*Task*
Identify each line in the records below that contains the word "text", and copy it.

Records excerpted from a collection
- - -

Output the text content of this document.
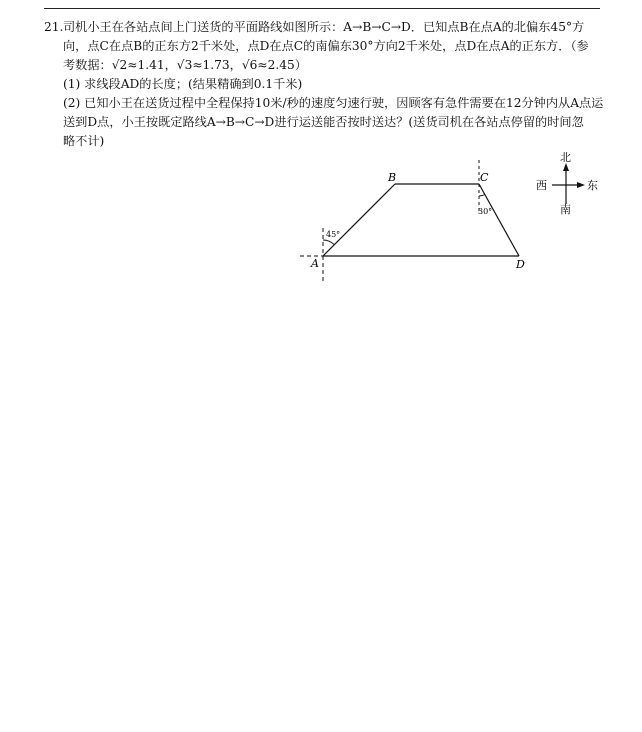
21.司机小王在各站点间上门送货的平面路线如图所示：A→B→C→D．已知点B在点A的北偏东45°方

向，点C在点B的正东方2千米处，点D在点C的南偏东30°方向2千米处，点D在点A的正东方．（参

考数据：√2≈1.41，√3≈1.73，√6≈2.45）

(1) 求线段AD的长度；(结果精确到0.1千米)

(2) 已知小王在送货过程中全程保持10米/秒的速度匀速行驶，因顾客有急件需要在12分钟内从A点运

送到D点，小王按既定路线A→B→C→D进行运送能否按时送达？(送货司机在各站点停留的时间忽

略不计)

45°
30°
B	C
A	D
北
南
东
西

- - -

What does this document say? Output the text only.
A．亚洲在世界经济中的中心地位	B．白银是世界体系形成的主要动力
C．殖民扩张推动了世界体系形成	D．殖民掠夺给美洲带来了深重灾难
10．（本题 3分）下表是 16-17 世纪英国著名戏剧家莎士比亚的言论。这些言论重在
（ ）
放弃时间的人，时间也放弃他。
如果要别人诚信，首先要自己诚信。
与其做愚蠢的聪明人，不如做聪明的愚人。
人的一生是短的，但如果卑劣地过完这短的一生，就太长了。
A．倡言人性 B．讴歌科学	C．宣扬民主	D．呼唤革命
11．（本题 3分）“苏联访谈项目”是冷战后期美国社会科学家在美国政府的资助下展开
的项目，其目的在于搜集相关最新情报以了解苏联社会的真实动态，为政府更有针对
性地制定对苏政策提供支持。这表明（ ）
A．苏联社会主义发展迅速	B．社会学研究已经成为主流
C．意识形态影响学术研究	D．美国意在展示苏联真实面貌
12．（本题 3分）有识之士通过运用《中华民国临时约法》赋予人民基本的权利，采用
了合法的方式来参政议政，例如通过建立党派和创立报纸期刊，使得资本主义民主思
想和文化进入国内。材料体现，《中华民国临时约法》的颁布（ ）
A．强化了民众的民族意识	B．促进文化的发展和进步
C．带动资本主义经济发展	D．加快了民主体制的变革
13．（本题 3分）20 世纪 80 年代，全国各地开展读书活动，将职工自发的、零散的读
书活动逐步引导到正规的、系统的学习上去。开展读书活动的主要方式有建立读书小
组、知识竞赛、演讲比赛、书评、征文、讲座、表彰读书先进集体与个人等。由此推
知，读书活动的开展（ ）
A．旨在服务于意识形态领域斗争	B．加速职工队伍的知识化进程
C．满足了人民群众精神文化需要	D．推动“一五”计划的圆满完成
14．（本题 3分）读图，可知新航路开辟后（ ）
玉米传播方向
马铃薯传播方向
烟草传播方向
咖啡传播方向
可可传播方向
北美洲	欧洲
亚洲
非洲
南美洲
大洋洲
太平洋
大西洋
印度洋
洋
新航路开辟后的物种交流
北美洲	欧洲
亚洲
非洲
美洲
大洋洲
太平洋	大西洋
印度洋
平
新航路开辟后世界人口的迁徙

- - -

*Result of the exercise*
Output the text content of this document.
What does this document say? Output the text only.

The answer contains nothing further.